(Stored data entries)
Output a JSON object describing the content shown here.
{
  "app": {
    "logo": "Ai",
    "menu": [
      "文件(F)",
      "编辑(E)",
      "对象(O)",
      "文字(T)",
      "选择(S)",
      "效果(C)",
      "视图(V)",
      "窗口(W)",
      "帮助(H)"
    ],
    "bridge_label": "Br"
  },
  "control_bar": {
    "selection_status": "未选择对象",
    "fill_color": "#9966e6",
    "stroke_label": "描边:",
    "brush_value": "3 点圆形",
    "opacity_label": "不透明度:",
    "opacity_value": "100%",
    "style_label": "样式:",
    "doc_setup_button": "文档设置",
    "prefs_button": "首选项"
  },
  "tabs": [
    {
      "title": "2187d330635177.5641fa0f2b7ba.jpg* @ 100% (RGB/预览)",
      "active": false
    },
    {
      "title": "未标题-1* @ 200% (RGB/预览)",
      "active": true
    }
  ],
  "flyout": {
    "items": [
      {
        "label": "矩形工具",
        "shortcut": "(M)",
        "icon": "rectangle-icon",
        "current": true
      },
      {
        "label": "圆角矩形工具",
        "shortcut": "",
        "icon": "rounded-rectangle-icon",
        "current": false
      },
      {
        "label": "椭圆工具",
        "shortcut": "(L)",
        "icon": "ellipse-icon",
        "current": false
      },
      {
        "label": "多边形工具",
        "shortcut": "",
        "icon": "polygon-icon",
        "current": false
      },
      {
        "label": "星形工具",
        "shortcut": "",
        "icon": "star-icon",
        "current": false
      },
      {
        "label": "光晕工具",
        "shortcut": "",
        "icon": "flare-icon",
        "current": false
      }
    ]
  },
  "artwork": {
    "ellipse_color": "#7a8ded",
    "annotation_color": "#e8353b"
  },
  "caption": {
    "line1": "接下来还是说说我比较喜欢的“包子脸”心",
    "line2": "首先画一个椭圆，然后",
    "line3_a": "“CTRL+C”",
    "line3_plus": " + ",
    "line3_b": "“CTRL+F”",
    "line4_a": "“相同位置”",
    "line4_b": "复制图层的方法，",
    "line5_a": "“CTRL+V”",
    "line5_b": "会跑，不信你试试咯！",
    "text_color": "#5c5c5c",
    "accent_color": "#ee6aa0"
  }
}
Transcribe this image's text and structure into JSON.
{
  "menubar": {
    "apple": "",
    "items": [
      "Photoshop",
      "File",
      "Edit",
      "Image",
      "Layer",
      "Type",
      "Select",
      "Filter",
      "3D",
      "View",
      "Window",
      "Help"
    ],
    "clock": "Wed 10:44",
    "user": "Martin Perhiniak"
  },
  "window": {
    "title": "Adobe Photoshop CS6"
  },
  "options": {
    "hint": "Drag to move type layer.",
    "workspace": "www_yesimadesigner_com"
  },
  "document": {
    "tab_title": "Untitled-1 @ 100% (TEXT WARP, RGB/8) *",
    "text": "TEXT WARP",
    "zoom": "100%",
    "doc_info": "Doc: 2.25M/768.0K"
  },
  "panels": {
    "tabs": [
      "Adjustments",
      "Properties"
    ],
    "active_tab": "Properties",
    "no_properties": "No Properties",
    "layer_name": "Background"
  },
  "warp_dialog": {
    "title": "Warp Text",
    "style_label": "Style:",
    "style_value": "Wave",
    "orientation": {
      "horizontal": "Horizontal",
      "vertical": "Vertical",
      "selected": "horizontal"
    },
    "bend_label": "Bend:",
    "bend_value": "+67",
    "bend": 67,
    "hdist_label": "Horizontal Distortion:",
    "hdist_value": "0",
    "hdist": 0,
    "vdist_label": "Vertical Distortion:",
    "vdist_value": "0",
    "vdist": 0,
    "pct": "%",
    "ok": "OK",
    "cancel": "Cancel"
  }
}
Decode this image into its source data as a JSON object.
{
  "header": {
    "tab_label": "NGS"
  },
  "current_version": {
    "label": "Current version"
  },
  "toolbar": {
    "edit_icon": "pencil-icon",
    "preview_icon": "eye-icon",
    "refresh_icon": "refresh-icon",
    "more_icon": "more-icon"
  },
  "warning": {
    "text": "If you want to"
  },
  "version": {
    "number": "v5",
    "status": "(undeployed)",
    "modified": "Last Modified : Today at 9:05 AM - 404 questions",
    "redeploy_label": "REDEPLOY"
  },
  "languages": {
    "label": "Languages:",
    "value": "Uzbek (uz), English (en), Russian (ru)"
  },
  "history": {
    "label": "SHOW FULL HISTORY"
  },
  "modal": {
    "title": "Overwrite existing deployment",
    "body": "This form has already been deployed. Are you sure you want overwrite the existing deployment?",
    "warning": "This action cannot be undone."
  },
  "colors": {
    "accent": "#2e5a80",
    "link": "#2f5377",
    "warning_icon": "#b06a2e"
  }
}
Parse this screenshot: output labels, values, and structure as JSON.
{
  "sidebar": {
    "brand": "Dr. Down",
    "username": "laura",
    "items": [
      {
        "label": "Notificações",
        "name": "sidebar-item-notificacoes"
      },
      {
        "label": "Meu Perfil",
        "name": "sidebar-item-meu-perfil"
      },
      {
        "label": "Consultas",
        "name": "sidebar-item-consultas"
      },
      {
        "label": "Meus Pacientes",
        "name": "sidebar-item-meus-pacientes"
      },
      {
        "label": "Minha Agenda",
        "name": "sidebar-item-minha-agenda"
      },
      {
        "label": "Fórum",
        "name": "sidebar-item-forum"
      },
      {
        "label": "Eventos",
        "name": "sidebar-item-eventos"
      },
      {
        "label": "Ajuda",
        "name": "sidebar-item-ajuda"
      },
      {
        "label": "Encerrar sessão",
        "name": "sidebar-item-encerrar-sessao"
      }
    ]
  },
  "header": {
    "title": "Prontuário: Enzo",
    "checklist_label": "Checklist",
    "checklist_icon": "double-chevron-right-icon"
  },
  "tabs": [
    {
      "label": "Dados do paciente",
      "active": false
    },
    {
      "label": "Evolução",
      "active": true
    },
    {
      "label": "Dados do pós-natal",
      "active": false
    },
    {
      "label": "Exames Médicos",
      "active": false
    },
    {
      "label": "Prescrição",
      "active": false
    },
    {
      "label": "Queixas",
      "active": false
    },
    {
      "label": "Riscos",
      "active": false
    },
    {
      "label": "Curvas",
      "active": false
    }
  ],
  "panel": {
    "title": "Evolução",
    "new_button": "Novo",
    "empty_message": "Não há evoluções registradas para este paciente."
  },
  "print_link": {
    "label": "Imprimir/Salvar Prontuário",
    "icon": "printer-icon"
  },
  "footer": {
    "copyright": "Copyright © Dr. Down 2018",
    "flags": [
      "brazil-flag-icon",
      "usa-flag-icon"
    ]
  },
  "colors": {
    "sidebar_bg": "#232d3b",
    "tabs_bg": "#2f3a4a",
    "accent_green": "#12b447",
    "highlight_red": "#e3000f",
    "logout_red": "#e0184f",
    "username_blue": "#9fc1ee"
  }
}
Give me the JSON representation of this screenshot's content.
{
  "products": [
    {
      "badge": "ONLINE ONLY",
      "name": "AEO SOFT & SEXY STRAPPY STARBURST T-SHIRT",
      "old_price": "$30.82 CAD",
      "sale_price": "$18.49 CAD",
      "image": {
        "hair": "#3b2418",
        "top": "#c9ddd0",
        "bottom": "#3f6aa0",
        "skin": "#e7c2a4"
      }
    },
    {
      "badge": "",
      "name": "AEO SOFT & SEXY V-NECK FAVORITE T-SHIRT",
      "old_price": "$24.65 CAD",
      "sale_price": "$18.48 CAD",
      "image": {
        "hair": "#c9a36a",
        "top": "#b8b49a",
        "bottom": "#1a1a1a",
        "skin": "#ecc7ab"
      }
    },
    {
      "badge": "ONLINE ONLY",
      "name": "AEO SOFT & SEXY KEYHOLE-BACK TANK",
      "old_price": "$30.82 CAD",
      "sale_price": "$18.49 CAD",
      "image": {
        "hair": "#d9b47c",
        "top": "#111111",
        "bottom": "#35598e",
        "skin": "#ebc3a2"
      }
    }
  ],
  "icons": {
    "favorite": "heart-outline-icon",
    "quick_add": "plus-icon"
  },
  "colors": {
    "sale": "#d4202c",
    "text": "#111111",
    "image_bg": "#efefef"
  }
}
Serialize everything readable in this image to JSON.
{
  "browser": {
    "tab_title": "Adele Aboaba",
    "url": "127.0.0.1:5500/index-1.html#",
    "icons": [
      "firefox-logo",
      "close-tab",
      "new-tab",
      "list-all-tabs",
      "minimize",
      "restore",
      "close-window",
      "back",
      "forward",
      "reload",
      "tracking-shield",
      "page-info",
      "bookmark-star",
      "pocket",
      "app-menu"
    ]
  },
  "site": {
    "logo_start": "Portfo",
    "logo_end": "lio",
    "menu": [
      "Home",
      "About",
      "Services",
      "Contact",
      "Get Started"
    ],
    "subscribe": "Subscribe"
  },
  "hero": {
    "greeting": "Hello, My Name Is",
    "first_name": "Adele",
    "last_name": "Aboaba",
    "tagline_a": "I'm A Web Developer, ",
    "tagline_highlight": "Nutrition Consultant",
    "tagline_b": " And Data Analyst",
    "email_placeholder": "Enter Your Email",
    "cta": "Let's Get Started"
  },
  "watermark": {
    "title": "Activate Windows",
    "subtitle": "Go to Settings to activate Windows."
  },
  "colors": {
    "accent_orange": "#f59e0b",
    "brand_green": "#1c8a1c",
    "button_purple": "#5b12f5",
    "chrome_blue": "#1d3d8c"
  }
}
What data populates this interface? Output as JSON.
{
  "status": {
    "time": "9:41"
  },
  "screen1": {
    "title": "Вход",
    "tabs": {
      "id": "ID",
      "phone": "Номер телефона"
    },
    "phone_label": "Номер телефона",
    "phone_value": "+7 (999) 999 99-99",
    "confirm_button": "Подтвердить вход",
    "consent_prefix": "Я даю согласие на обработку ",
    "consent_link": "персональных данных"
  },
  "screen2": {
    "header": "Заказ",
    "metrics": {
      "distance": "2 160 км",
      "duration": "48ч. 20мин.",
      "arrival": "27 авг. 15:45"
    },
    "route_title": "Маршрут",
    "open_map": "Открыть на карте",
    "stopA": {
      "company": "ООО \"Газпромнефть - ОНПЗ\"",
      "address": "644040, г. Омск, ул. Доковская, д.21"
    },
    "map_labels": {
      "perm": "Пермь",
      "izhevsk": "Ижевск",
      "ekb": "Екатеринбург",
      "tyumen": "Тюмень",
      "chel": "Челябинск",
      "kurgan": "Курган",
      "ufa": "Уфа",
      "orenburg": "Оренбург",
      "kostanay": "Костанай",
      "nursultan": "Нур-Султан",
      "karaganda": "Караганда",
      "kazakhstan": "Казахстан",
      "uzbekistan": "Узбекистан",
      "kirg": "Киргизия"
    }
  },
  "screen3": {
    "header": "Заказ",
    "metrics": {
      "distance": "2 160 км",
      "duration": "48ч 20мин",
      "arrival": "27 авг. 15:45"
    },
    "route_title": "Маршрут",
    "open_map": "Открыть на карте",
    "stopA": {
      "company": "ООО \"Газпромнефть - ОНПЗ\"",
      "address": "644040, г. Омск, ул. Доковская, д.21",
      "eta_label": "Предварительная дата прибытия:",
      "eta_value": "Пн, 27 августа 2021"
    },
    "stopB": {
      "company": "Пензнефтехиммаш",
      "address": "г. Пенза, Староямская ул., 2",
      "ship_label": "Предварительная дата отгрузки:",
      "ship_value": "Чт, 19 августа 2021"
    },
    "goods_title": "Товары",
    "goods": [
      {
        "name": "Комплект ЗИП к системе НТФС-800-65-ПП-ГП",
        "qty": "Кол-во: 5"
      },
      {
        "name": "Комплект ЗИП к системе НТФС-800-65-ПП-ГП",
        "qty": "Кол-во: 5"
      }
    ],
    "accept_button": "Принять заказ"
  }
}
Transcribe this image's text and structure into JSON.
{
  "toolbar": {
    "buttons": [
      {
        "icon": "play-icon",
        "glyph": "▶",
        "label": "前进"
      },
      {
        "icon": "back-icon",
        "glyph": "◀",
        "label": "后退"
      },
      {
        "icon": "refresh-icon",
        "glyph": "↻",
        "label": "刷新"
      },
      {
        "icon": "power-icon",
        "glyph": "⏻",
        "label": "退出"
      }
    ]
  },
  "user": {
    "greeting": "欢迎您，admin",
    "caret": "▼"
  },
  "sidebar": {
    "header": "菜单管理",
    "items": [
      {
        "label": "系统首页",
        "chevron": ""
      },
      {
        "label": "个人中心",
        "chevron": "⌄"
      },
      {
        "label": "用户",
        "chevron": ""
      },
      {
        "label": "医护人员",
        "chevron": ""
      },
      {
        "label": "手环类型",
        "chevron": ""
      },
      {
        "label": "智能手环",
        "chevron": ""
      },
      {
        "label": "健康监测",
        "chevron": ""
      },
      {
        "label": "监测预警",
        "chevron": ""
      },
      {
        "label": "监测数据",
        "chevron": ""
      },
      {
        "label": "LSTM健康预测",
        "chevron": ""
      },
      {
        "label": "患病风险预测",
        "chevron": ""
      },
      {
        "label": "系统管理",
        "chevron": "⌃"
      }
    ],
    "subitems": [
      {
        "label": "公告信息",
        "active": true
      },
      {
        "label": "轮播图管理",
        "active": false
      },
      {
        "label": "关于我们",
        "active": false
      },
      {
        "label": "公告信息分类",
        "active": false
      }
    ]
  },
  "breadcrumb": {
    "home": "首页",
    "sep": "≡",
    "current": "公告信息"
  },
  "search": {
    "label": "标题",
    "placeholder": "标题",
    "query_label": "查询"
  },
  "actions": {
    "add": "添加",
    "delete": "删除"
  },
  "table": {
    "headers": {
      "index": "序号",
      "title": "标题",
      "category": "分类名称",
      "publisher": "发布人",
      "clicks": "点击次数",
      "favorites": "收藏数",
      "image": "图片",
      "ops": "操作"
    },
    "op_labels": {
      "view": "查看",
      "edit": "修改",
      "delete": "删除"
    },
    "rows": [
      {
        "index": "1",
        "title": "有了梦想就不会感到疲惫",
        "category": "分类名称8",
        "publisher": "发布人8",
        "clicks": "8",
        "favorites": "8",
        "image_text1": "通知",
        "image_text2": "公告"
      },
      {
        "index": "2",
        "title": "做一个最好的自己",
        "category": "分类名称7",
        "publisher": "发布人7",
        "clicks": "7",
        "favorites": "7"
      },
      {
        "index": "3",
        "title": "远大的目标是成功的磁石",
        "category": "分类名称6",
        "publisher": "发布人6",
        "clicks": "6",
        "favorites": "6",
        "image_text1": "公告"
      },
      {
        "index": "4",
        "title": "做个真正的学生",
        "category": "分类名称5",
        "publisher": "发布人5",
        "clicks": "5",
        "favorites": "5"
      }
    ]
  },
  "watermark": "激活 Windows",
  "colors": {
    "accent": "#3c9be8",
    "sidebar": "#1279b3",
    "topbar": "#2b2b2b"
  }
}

> Given request: Lines containing the word "дата" are to be counted in the listing; state their number alone.

> In response: 2